__STATED EXERCISE__
From the listing below, pull out the lines that hold "reinado".
[start of DATASET EXCERPTS]
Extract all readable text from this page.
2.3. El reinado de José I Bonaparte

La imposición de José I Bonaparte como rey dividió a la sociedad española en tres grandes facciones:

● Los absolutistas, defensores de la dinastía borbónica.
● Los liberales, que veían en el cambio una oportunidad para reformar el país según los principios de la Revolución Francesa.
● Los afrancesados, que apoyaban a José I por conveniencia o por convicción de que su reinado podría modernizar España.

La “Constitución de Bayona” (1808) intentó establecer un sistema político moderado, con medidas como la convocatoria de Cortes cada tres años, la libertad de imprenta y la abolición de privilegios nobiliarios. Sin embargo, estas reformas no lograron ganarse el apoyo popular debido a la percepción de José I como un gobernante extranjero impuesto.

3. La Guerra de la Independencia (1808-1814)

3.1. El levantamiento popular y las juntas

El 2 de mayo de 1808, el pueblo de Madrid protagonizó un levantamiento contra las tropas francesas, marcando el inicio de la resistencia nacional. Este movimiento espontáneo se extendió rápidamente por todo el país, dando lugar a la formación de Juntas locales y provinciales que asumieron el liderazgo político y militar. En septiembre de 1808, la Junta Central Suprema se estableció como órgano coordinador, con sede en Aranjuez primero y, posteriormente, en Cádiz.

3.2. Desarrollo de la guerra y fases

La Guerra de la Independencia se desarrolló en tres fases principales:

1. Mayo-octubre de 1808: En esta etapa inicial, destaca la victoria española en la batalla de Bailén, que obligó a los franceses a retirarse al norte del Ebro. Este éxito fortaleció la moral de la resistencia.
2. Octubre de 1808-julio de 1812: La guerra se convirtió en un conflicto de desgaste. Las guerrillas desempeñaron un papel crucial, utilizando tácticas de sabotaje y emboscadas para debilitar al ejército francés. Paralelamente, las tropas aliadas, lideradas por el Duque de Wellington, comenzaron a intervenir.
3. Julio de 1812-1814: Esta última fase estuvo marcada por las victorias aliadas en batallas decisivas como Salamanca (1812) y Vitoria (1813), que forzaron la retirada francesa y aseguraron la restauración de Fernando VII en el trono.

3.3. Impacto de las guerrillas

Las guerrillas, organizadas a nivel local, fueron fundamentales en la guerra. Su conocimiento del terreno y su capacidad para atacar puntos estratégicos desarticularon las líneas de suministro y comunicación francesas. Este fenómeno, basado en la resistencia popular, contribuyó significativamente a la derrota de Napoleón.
[end of DATASET EXCERPTS]
__TASK RESULT__
2.3. El reinado de José I Bonaparte
● Los afrancesados, que apoyaban a José I por conveniencia o por convicción de que su reinado podría modernizar España.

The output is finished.